▶ [INPUT DATA]:
--- START ---

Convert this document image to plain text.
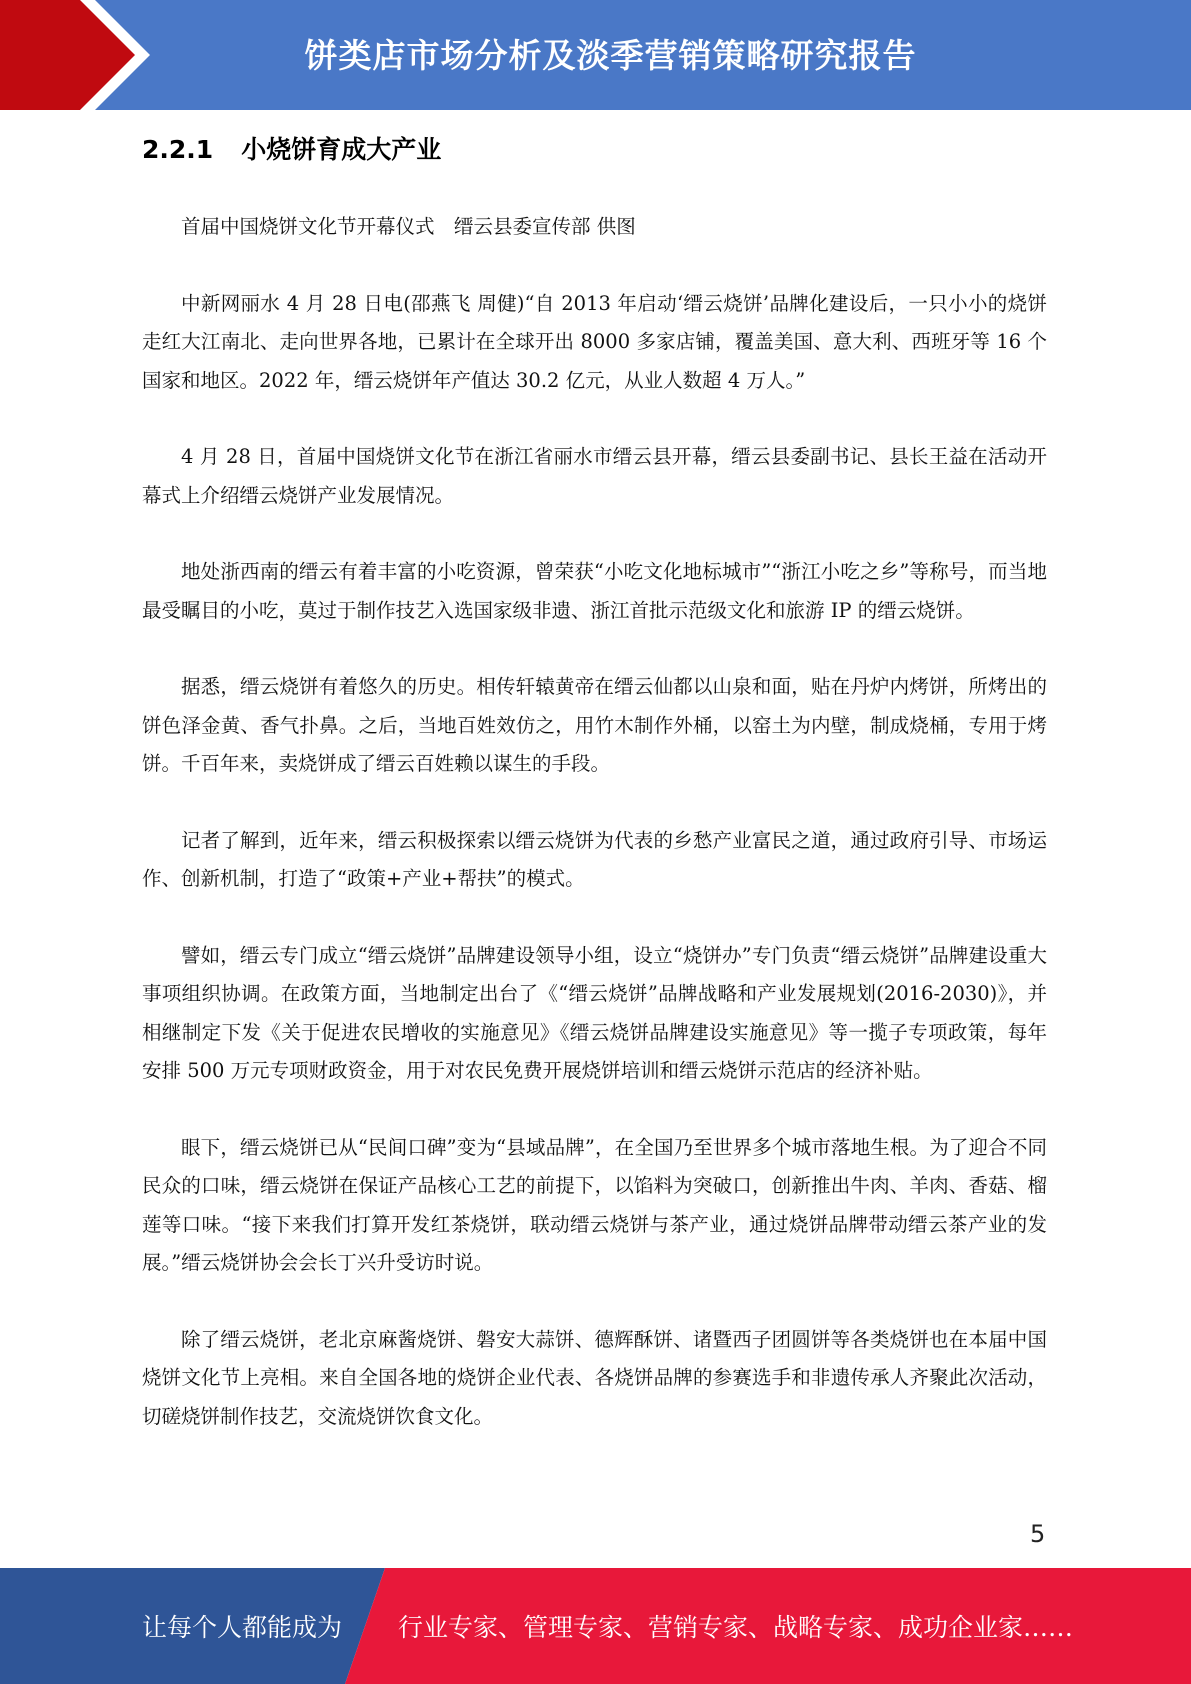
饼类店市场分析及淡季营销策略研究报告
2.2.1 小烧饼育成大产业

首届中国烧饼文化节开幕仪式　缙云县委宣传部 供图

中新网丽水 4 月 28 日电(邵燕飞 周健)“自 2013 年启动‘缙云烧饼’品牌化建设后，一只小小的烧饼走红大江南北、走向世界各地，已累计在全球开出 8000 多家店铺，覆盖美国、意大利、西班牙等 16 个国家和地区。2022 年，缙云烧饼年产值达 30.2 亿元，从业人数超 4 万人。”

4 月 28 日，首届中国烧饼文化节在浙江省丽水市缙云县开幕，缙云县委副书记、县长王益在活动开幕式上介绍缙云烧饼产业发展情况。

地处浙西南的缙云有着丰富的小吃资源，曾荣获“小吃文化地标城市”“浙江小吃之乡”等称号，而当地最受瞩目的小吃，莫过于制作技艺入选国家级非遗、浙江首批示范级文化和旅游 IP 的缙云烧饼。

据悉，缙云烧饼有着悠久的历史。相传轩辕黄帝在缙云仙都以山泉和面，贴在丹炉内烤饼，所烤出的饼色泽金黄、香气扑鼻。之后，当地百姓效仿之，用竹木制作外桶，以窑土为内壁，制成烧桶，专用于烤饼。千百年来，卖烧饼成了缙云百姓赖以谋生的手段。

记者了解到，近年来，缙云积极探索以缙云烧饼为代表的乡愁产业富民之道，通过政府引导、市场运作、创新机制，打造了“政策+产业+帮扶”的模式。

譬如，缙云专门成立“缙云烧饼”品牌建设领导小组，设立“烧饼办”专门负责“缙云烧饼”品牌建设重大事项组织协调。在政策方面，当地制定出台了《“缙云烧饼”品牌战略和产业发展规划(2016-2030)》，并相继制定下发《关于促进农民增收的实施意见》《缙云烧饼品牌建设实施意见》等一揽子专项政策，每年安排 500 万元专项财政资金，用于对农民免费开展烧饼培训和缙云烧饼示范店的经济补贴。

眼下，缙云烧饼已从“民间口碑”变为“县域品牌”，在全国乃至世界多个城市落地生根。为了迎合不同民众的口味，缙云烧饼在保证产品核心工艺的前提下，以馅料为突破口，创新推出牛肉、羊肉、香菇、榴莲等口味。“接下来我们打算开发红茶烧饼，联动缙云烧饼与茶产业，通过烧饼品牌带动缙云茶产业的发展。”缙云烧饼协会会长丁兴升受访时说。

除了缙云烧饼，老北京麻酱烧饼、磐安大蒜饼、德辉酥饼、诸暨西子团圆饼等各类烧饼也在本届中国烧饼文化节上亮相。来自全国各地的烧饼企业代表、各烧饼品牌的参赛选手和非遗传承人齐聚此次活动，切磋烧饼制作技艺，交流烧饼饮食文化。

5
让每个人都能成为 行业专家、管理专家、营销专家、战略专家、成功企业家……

--- END ---

▶ [WHAT YOU SHOULD DO]:
Repeat the entries exactly and keep the pictures out of the copy.

▶ [WORKED SOLUTION]:
Convert this document image to plain text.
饼类店市场分析及淡季营销策略研究报告
2.2.1 小烧饼育成大产业

首届中国烧饼文化节开幕仪式　缙云县委宣传部 供图

中新网丽水 4 月 28 日电(邵燕飞 周健)“自 2013 年启动‘缙云烧饼’品牌化建设后，一只小小的烧饼走红大江南北、走向世界各地，已累计在全球开出 8000 多家店铺，覆盖美国、意大利、西班牙等 16 个国家和地区。2022 年，缙云烧饼年产值达 30.2 亿元，从业人数超 4 万人。”

4 月 28 日，首届中国烧饼文化节在浙江省丽水市缙云县开幕，缙云县委副书记、县长王益在活动开幕式上介绍缙云烧饼产业发展情况。

地处浙西南的缙云有着丰富的小吃资源，曾荣获“小吃文化地标城市”“浙江小吃之乡”等称号，而当地最受瞩目的小吃，莫过于制作技艺入选国家级非遗、浙江首批示范级文化和旅游 IP 的缙云烧饼。

据悉，缙云烧饼有着悠久的历史。相传轩辕黄帝在缙云仙都以山泉和面，贴在丹炉内烤饼，所烤出的饼色泽金黄、香气扑鼻。之后，当地百姓效仿之，用竹木制作外桶，以窑土为内壁，制成烧桶，专用于烤饼。千百年来，卖烧饼成了缙云百姓赖以谋生的手段。

记者了解到，近年来，缙云积极探索以缙云烧饼为代表的乡愁产业富民之道，通过政府引导、市场运作、创新机制，打造了“政策+产业+帮扶”的模式。

譬如，缙云专门成立“缙云烧饼”品牌建设领导小组，设立“烧饼办”专门负责“缙云烧饼”品牌建设重大事项组织协调。在政策方面，当地制定出台了《“缙云烧饼”品牌战略和产业发展规划(2016-2030)》，并相继制定下发《关于促进农民增收的实施意见》《缙云烧饼品牌建设实施意见》等一揽子专项政策，每年安排 500 万元专项财政资金，用于对农民免费开展烧饼培训和缙云烧饼示范店的经济补贴。

眼下，缙云烧饼已从“民间口碑”变为“县域品牌”，在全国乃至世界多个城市落地生根。为了迎合不同民众的口味，缙云烧饼在保证产品核心工艺的前提下，以馅料为突破口，创新推出牛肉、羊肉、香菇、榴莲等口味。“接下来我们打算开发红茶烧饼，联动缙云烧饼与茶产业，通过烧饼品牌带动缙云茶产业的发展。”缙云烧饼协会会长丁兴升受访时说。

除了缙云烧饼，老北京麻酱烧饼、磐安大蒜饼、德辉酥饼、诸暨西子团圆饼等各类烧饼也在本届中国烧饼文化节上亮相。来自全国各地的烧饼企业代表、各烧饼品牌的参赛选手和非遗传承人齐聚此次活动，切磋烧饼制作技艺，交流烧饼饮食文化。

5
让每个人都能成为 行业专家、管理专家、营销专家、战略专家、成功企业家……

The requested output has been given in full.